▶ **GIVEN INSTRUCTION**
Give the entries back exactly, dropping each image.

▶ **DATA TO USE**

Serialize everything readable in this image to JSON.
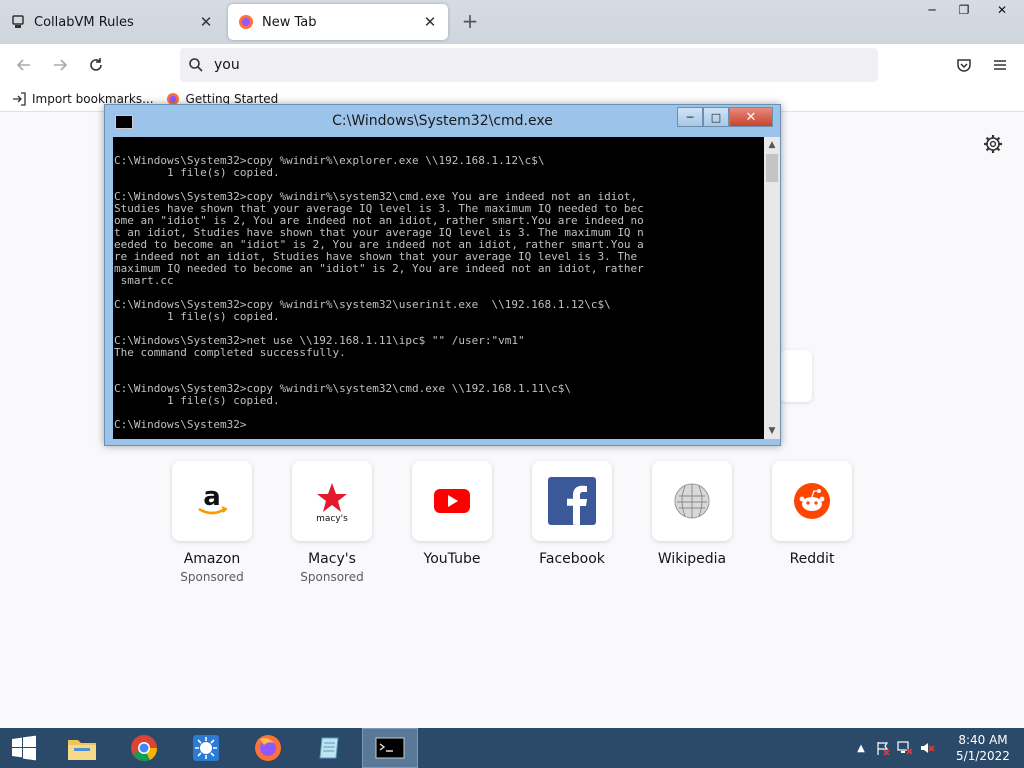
{
  "browser": {
    "tabs": [
      {
        "label": "CollabVM Rules",
        "active": false
      },
      {
        "label": "New Tab",
        "active": true
      }
    ],
    "url_value": "you",
    "bookmarks": [
      {
        "label": "Import bookmarks...",
        "icon": "import-icon"
      },
      {
        "label": "Getting Started",
        "icon": "firefox-icon"
      }
    ]
  },
  "cmd": {
    "title": "C:\\Windows\\System32\\cmd.exe",
    "output": "C:\\Windows\\System32>copy %windir%\\explorer.exe \\\\192.168.1.12\\c$\\\n        1 file(s) copied.\n\nC:\\Windows\\System32>copy %windir%\\system32\\cmd.exe You are indeed not an idiot,\nStudies have shown that your average IQ level is 3. The maximum IQ needed to bec\nome an \"idiot\" is 2, You are indeed not an idiot, rather smart.You are indeed no\nt an idiot, Studies have shown that your average IQ level is 3. The maximum IQ n\needed to become an \"idiot\" is 2, You are indeed not an idiot, rather smart.You a\nre indeed not an idiot, Studies have shown that your average IQ level is 3. The\nmaximum IQ needed to become an \"idiot\" is 2, You are indeed not an idiot, rather\n smart.cc\n\nC:\\Windows\\System32>copy %windir%\\system32\\userinit.exe  \\\\192.168.1.12\\c$\\\n        1 file(s) copied.\n\nC:\\Windows\\System32>net use \\\\192.168.1.11\\ipc$ \"\" /user:\"vm1\"\nThe command completed successfully.\n\n\nC:\\Windows\\System32>copy %windir%\\system32\\cmd.exe \\\\192.168.1.11\\c$\\\n        1 file(s) copied.\n\nC:\\Windows\\System32>"
  },
  "shortcuts": [
    {
      "name": "Amazon",
      "sub": "Sponsored",
      "icon": "amazon-icon"
    },
    {
      "name": "Macy's",
      "sub": "Sponsored",
      "icon": "macys-icon",
      "logo_text": "macy's"
    },
    {
      "name": "YouTube",
      "sub": "",
      "icon": "youtube-icon"
    },
    {
      "name": "Facebook",
      "sub": "",
      "icon": "facebook-icon"
    },
    {
      "name": "Wikipedia",
      "sub": "",
      "icon": "wikipedia-icon"
    },
    {
      "name": "Reddit",
      "sub": "",
      "icon": "reddit-icon"
    }
  ],
  "taskbar": {
    "time": "8:40 AM",
    "date": "5/1/2022"
  },
  "colors": {
    "taskbar": "#2b4a6a",
    "cmd_frame": "#9cc4ea",
    "youtube_red": "#ff0000",
    "facebook_blue": "#3b5998",
    "reddit_orange": "#ff4500"
  }
}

▶ **FULL SOLUTION**
Serialize everything readable in this image to JSON.
{
  "browser": {
    "tabs": [
      {
        "label": "CollabVM Rules",
        "active": false
      },
      {
        "label": "New Tab",
        "active": true
      }
    ],
    "url_value": "you",
    "bookmarks": [
      {
        "label": "Import bookmarks...",
        "icon": "import-icon"
      },
      {
        "label": "Getting Started",
        "icon": "firefox-icon"
      }
    ]
  },
  "cmd": {
    "title": "C:\\Windows\\System32\\cmd.exe",
    "output": "C:\\Windows\\System32>copy %windir%\\explorer.exe \\\\192.168.1.12\\c$\\\n        1 file(s) copied.\n\nC:\\Windows\\System32>copy %windir%\\system32\\cmd.exe You are indeed not an idiot,\nStudies have shown that your average IQ level is 3. The maximum IQ needed to bec\nome an \"idiot\" is 2, You are indeed not an idiot, rather smart.You are indeed no\nt an idiot, Studies have shown that your average IQ level is 3. The maximum IQ n\needed to become an \"idiot\" is 2, You are indeed not an idiot, rather smart.You a\nre indeed not an idiot, Studies have shown that your average IQ level is 3. The\nmaximum IQ needed to become an \"idiot\" is 2, You are indeed not an idiot, rather\n smart.cc\n\nC:\\Windows\\System32>copy %windir%\\system32\\userinit.exe  \\\\192.168.1.12\\c$\\\n        1 file(s) copied.\n\nC:\\Windows\\System32>net use \\\\192.168.1.11\\ipc$ \"\" /user:\"vm1\"\nThe command completed successfully.\n\n\nC:\\Windows\\System32>copy %windir%\\system32\\cmd.exe \\\\192.168.1.11\\c$\\\n        1 file(s) copied.\n\nC:\\Windows\\System32>"
  },
  "shortcuts": [
    {
      "name": "Amazon",
      "sub": "Sponsored",
      "icon": "amazon-icon"
    },
    {
      "name": "Macy's",
      "sub": "Sponsored",
      "icon": "macys-icon",
      "logo_text": "macy's"
    },
    {
      "name": "YouTube",
      "sub": "",
      "icon": "youtube-icon"
    },
    {
      "name": "Facebook",
      "sub": "",
      "icon": "facebook-icon"
    },
    {
      "name": "Wikipedia",
      "sub": "",
      "icon": "wikipedia-icon"
    },
    {
      "name": "Reddit",
      "sub": "",
      "icon": "reddit-icon"
    }
  ],
  "taskbar": {
    "time": "8:40 AM",
    "date": "5/1/2022"
  },
  "colors": {
    "taskbar": "#2b4a6a",
    "cmd_frame": "#9cc4ea",
    "youtube_red": "#ff0000",
    "facebook_blue": "#3b5998",
    "reddit_orange": "#ff4500"
  }
}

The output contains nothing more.